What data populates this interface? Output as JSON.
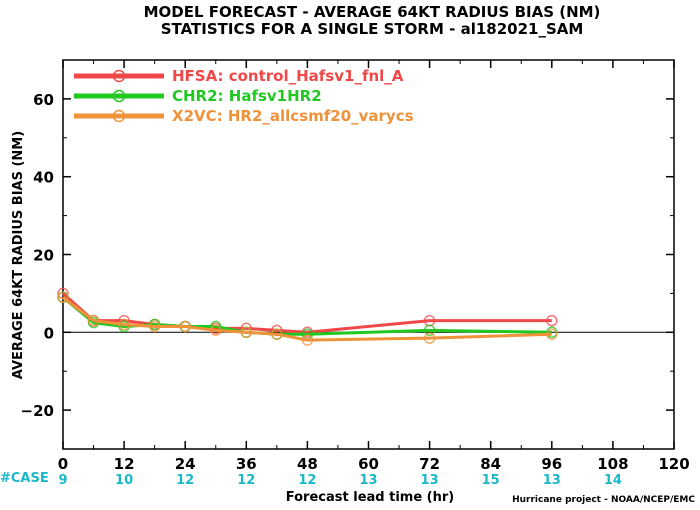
{
  "chart_data": {
    "type": "line",
    "title": "MODEL FORECAST - AVERAGE 64KT RADIUS BIAS (NM)",
    "subtitle": "STATISTICS FOR A SINGLE STORM - al182021_SAM",
    "xlabel": "Forecast lead time (hr)",
    "ylabel": "AVERAGE 64KT RADIUS BIAS (NM)",
    "xlim": [
      0,
      120
    ],
    "ylim": [
      -30,
      70
    ],
    "xticks": [
      0,
      12,
      24,
      36,
      48,
      60,
      72,
      84,
      96,
      108,
      120
    ],
    "yticks": [
      -20,
      0,
      20,
      40,
      60
    ],
    "zero_line": true,
    "grid": false,
    "legend_position": "top-left",
    "case_label": "#CASE",
    "case_counts": [
      {
        "x": 0,
        "n": "9"
      },
      {
        "x": 12,
        "n": "10"
      },
      {
        "x": 24,
        "n": "12"
      },
      {
        "x": 36,
        "n": "12"
      },
      {
        "x": 48,
        "n": "12"
      },
      {
        "x": 60,
        "n": "13"
      },
      {
        "x": 72,
        "n": "13"
      },
      {
        "x": 84,
        "n": "15"
      },
      {
        "x": 96,
        "n": "13"
      },
      {
        "x": 108,
        "n": "14"
      }
    ],
    "credit": "Hurricane project - NOAA/NCEP/EMC",
    "series": [
      {
        "name": "HFSA: control_Hafsv1_fnl_A",
        "color": "#f04848",
        "x": [
          0,
          6,
          12,
          18,
          24,
          30,
          36,
          42,
          48,
          72,
          96
        ],
        "y": [
          10,
          3,
          3,
          2,
          1.5,
          1,
          1,
          0.5,
          0,
          3,
          3
        ]
      },
      {
        "name": "CHR2: Hafsv1HR2",
        "color": "#20c820",
        "x": [
          0,
          6,
          12,
          18,
          24,
          30,
          36,
          42,
          48,
          72,
          96
        ],
        "y": [
          9,
          2.5,
          1.5,
          2,
          1.5,
          1.5,
          0,
          -0.5,
          -0.5,
          0.5,
          0
        ]
      },
      {
        "name": "X2VC: HR2_allcsmf20_varycs",
        "color": "#f0923a",
        "x": [
          0,
          6,
          12,
          18,
          24,
          30,
          36,
          42,
          48,
          72,
          96
        ],
        "y": [
          9,
          3,
          2,
          1.5,
          1.5,
          0.5,
          0,
          -0.5,
          -2,
          -1.5,
          -0.5
        ]
      }
    ]
  }
}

> DESCRIPTION OF THE TASK: Transcribe all the data word for word; the images stay out.

> TASK RESULT:
What data populates this interface? Output as JSON.
{
  "chart_data": {
    "type": "line",
    "title": "MODEL FORECAST - AVERAGE 64KT RADIUS BIAS (NM)",
    "subtitle": "STATISTICS FOR A SINGLE STORM - al182021_SAM",
    "xlabel": "Forecast lead time (hr)",
    "ylabel": "AVERAGE 64KT RADIUS BIAS (NM)",
    "xlim": [
      0,
      120
    ],
    "ylim": [
      -30,
      70
    ],
    "xticks": [
      0,
      12,
      24,
      36,
      48,
      60,
      72,
      84,
      96,
      108,
      120
    ],
    "yticks": [
      -20,
      0,
      20,
      40,
      60
    ],
    "zero_line": true,
    "grid": false,
    "legend_position": "top-left",
    "case_label": "#CASE",
    "case_counts": [
      {
        "x": 0,
        "n": "9"
      },
      {
        "x": 12,
        "n": "10"
      },
      {
        "x": 24,
        "n": "12"
      },
      {
        "x": 36,
        "n": "12"
      },
      {
        "x": 48,
        "n": "12"
      },
      {
        "x": 60,
        "n": "13"
      },
      {
        "x": 72,
        "n": "13"
      },
      {
        "x": 84,
        "n": "15"
      },
      {
        "x": 96,
        "n": "13"
      },
      {
        "x": 108,
        "n": "14"
      }
    ],
    "credit": "Hurricane project - NOAA/NCEP/EMC",
    "series": [
      {
        "name": "HFSA: control_Hafsv1_fnl_A",
        "color": "#f04848",
        "x": [
          0,
          6,
          12,
          18,
          24,
          30,
          36,
          42,
          48,
          72,
          96
        ],
        "y": [
          10,
          3,
          3,
          2,
          1.5,
          1,
          1,
          0.5,
          0,
          3,
          3
        ]
      },
      {
        "name": "CHR2: Hafsv1HR2",
        "color": "#20c820",
        "x": [
          0,
          6,
          12,
          18,
          24,
          30,
          36,
          42,
          48,
          72,
          96
        ],
        "y": [
          9,
          2.5,
          1.5,
          2,
          1.5,
          1.5,
          0,
          -0.5,
          -0.5,
          0.5,
          0
        ]
      },
      {
        "name": "X2VC: HR2_allcsmf20_varycs",
        "color": "#f0923a",
        "x": [
          0,
          6,
          12,
          18,
          24,
          30,
          36,
          42,
          48,
          72,
          96
        ],
        "y": [
          9,
          3,
          2,
          1.5,
          1.5,
          0.5,
          0,
          -0.5,
          -2,
          -1.5,
          -0.5
        ]
      }
    ]
  }
}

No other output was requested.